> [What is expected]
Copy each line below that contains "think".
____________________
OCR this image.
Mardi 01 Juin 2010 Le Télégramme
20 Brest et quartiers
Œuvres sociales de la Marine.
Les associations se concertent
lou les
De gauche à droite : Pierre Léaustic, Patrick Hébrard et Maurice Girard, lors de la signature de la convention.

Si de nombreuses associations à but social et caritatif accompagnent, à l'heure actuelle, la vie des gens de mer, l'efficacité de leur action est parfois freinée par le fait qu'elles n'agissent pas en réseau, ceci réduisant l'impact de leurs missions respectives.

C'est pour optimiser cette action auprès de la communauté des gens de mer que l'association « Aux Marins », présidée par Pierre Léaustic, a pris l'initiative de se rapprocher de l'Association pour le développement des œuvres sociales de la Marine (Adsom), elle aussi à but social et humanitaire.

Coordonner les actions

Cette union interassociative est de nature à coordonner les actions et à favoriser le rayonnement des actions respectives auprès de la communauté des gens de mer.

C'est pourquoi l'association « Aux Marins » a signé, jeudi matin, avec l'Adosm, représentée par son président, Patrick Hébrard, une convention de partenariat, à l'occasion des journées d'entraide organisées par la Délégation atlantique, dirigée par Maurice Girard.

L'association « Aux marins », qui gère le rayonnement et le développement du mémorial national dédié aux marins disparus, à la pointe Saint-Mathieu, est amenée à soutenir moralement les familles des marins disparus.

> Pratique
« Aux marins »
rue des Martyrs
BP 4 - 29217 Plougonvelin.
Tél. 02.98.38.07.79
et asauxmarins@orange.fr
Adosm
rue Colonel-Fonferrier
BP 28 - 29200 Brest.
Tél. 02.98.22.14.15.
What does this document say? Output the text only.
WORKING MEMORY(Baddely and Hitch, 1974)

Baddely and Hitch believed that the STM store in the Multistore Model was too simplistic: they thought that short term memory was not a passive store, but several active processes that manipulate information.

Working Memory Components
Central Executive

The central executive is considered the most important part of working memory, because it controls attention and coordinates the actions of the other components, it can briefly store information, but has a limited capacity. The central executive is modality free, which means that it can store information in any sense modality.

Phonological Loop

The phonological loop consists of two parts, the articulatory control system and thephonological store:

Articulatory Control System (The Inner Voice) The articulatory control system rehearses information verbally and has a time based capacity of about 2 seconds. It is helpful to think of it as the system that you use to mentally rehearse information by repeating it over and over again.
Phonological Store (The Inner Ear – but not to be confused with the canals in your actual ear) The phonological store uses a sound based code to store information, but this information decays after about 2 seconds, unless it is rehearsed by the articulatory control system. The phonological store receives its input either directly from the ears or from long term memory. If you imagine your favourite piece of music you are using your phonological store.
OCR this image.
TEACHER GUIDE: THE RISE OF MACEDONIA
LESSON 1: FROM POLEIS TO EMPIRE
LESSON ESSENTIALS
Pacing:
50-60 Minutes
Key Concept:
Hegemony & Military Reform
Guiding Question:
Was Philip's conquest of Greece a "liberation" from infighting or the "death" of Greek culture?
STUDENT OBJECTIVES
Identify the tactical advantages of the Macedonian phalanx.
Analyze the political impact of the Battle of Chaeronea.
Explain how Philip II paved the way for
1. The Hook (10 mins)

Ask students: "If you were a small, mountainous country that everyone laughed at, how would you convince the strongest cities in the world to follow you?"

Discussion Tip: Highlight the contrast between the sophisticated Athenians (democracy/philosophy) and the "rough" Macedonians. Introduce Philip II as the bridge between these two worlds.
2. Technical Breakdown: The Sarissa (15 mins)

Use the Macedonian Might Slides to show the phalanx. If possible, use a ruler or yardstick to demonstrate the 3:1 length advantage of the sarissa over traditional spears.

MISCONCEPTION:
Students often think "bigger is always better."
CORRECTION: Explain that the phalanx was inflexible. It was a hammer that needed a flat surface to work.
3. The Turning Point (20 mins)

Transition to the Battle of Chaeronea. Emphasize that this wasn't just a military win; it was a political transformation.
____________________
> [Solution to the exercise]
Articulatory Control System (The Inner Voice) The articulatory control system rehearses information verbally and has a time based capacity of about 2 seconds. It is helpful to think of it as the system that you use to mentally rehearse information by repeating it over and over again.
Students often think "bigger is always better."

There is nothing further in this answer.